(Stored items from a collection)
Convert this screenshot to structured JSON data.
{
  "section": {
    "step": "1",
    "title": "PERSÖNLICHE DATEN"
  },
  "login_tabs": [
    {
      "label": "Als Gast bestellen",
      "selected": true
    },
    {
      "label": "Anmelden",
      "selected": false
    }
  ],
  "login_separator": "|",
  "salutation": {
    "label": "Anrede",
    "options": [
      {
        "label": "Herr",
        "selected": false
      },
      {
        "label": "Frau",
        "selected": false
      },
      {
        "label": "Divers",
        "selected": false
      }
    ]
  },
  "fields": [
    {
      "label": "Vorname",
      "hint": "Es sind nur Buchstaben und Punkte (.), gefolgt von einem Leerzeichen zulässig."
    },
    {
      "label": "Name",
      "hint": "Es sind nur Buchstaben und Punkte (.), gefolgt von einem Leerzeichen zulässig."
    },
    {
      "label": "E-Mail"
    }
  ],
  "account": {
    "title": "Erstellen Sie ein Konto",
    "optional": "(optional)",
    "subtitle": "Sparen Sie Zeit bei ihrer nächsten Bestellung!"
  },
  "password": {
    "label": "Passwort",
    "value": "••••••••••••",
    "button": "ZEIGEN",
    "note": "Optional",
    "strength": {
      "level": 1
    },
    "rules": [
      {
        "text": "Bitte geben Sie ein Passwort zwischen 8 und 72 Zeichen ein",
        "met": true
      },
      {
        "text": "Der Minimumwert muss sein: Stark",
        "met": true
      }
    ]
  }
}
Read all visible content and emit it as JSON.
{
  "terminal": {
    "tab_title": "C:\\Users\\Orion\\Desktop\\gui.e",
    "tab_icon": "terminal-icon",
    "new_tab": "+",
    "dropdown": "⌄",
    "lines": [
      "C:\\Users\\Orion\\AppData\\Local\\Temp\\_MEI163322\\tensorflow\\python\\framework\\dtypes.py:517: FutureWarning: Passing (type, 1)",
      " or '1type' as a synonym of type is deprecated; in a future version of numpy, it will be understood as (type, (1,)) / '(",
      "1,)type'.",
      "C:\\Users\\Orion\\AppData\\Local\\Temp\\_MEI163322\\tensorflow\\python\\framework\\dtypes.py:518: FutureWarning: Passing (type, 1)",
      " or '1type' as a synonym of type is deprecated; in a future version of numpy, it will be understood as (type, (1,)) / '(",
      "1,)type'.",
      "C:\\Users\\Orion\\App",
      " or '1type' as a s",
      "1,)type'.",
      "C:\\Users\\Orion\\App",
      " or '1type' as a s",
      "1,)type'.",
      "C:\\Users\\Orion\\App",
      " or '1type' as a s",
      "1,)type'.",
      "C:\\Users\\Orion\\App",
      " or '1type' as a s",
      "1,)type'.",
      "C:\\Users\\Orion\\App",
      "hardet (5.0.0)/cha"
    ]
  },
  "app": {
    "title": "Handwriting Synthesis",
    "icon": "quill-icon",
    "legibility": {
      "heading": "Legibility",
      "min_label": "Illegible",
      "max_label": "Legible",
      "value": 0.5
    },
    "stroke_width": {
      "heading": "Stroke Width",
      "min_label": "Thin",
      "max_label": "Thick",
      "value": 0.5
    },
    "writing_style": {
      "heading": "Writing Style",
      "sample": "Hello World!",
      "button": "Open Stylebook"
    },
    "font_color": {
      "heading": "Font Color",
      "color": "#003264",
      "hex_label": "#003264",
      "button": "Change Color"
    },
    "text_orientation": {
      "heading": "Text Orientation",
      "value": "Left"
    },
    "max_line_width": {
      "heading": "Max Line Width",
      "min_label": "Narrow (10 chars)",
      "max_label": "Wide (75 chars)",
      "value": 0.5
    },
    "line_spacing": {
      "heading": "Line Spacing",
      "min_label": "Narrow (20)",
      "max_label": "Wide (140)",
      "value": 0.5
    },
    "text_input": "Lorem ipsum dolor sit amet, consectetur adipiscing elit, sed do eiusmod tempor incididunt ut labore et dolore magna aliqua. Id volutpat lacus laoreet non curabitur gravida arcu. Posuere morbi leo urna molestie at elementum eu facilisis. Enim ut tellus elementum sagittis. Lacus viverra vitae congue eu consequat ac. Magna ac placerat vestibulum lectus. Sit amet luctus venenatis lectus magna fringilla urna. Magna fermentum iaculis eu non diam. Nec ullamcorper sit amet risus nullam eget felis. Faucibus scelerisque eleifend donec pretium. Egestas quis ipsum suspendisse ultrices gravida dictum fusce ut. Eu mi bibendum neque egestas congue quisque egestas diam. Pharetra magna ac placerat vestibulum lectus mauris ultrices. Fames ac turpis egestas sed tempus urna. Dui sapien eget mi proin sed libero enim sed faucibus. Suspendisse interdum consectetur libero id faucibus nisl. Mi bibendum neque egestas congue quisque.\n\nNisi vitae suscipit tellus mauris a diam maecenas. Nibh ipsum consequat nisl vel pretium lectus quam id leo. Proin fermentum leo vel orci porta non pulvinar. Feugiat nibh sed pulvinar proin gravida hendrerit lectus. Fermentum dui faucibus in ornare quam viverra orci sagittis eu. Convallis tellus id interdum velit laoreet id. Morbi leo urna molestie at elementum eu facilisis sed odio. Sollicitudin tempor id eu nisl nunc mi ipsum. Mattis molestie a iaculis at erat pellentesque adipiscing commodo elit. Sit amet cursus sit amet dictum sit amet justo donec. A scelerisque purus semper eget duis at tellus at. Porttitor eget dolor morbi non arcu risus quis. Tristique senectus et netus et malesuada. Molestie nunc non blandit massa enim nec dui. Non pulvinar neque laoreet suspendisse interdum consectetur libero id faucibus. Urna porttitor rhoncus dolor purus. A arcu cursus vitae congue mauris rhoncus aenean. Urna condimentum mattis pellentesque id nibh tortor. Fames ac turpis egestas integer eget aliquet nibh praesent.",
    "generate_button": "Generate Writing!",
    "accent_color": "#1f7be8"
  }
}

* **STATED PROBLEM**
Where a line in the entries holds "Passing", copy that line.

* **SOLVED EXERCISE**
      "C:\\Users\\Orion\\AppData\\Local\\Temp\\_MEI163322\\tensorflow\\python\\framework\\dtypes.py:517: FutureWarning: Passing (type, 1)",
      "C:\\Users\\Orion\\AppData\\Local\\Temp\\_MEI163322\\tensorflow\\python\\framework\\dtypes.py:518: FutureWarning: Passing (type, 1)",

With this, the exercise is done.